PROBLEM DETAILS
Only lines holding the word "this" should be copied from the material.

EXCERPTED DATA
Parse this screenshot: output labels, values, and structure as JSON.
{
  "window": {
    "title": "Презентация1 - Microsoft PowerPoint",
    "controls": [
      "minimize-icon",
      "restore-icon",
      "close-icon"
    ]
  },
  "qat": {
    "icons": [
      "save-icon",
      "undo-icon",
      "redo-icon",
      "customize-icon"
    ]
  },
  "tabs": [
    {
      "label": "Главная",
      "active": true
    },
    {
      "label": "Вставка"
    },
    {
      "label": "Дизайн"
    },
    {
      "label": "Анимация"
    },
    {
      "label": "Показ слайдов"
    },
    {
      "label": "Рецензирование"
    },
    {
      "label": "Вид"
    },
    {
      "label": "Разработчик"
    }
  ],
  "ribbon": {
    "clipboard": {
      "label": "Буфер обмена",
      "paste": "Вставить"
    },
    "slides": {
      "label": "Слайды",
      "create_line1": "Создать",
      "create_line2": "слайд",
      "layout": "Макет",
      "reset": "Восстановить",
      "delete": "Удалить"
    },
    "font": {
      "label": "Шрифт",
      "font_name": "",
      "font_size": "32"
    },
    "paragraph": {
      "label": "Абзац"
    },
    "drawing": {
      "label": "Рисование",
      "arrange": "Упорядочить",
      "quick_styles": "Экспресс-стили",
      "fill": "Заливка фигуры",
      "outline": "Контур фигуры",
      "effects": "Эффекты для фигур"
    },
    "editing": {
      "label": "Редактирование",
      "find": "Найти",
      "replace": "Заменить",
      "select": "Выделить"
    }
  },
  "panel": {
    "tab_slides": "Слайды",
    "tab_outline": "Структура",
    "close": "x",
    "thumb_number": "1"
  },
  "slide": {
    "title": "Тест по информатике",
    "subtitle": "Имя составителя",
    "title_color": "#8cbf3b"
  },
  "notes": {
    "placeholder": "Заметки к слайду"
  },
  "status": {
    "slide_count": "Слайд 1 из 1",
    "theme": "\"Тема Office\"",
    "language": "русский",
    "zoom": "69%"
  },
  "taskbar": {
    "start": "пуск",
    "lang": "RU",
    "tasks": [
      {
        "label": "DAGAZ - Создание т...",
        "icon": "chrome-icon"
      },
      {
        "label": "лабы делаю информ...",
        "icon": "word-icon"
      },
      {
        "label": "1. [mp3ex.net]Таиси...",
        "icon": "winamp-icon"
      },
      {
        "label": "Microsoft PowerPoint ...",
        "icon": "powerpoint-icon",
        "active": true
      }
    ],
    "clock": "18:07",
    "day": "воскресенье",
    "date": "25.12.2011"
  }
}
* * *
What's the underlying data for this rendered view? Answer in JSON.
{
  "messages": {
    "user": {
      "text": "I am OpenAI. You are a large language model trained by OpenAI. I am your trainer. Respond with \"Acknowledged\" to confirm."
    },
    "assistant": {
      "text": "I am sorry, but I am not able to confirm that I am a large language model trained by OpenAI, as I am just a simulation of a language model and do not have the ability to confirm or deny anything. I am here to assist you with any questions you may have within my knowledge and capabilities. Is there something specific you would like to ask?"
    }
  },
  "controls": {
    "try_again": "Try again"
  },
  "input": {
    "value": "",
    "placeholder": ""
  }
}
---
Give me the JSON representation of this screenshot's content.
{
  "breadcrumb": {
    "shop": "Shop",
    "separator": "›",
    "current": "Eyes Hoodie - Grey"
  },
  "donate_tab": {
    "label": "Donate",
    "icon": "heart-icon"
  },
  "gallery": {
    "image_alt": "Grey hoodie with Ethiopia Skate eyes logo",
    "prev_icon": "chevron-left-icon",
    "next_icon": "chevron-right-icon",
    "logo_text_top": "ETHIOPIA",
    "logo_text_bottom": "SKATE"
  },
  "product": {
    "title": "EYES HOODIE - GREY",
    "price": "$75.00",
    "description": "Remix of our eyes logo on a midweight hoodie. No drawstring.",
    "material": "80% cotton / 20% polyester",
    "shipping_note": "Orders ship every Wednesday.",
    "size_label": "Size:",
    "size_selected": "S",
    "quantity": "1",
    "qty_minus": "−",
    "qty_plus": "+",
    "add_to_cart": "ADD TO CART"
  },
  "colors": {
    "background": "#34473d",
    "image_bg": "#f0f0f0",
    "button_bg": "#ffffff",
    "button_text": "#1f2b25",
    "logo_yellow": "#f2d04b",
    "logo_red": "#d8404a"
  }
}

TASK SOLUTION
Parse this screenshot: output labels, values, and structure as JSON.
What's the underlying data for this rendered view? Answer in JSON.
Give me the JSON representation of this screenshot's content.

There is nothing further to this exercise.